PROBLEM
Report the count of lines containing the word "that" in the entries below, and nothing more.
═════ INPUT FOR THIS TASK
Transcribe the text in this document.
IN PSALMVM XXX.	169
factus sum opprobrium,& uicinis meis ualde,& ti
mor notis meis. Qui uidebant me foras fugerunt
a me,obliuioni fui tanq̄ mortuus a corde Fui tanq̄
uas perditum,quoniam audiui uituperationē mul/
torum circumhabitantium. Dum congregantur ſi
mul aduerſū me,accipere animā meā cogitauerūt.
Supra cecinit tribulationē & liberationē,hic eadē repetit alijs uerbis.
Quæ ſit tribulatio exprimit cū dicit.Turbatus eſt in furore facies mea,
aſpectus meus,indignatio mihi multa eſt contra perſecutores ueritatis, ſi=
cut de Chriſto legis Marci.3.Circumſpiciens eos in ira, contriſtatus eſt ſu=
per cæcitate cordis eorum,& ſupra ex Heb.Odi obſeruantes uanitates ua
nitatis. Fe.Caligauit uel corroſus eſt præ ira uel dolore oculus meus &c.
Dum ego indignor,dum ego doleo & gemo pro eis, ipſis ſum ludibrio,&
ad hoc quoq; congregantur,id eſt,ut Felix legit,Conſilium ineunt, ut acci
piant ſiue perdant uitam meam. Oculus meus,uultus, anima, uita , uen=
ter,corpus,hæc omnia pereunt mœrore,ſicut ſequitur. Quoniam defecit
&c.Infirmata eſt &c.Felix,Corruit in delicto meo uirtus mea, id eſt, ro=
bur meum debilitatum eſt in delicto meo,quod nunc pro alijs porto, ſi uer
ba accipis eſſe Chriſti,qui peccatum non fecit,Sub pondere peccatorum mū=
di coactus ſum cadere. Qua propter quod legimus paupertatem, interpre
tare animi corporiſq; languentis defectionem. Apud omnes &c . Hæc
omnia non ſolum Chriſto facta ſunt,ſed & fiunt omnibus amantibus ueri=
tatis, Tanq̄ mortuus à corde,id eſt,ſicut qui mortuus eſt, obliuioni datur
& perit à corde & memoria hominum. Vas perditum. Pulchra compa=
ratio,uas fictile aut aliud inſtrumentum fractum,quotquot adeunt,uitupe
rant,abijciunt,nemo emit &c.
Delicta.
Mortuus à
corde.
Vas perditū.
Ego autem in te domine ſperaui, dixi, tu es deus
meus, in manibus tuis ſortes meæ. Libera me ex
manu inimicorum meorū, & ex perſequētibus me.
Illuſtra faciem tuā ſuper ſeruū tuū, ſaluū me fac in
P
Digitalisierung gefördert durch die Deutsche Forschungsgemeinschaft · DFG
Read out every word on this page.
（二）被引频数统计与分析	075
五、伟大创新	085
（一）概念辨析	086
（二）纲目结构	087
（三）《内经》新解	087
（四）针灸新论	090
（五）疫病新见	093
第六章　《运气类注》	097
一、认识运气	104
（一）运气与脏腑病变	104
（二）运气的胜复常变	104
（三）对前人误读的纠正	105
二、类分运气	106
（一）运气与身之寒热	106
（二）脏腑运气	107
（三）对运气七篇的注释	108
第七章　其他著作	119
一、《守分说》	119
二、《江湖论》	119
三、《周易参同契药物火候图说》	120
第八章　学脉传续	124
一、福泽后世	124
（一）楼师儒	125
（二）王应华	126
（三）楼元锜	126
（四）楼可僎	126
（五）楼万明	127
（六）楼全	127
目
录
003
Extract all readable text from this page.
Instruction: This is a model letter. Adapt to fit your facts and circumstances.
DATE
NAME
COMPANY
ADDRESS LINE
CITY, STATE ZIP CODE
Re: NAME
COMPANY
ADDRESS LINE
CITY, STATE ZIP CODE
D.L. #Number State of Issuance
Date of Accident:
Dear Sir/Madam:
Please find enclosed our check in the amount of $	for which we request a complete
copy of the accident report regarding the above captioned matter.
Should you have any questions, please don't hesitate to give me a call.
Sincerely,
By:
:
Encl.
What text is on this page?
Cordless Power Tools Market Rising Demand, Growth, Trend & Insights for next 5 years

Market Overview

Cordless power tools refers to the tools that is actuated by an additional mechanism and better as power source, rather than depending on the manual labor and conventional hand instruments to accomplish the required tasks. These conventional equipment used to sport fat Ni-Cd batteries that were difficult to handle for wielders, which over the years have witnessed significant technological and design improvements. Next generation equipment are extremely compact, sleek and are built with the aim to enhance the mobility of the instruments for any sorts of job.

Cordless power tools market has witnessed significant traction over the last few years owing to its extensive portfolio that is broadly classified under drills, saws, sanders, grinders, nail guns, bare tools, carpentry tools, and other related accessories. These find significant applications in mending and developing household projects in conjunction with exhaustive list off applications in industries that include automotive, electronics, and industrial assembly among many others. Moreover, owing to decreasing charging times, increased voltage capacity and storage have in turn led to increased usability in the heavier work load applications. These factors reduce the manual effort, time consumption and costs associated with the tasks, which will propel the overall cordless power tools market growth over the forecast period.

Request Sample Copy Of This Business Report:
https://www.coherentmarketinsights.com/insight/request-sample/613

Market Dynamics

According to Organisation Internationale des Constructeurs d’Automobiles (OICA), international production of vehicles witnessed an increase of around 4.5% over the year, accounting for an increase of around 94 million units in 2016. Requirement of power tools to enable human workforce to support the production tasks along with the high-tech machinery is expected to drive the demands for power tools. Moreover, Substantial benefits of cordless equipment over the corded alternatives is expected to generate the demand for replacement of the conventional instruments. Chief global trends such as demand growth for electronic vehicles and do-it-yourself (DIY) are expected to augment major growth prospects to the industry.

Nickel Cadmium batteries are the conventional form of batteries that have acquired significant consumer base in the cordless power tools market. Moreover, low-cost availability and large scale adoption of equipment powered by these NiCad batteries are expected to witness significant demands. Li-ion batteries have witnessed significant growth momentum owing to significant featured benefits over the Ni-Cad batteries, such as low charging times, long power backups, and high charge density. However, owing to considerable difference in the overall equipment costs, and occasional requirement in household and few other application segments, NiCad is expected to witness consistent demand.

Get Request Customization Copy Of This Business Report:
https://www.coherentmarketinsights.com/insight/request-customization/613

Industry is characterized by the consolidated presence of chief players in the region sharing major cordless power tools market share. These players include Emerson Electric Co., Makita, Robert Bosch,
══════════
ANSWER TO THE EXERCISE
3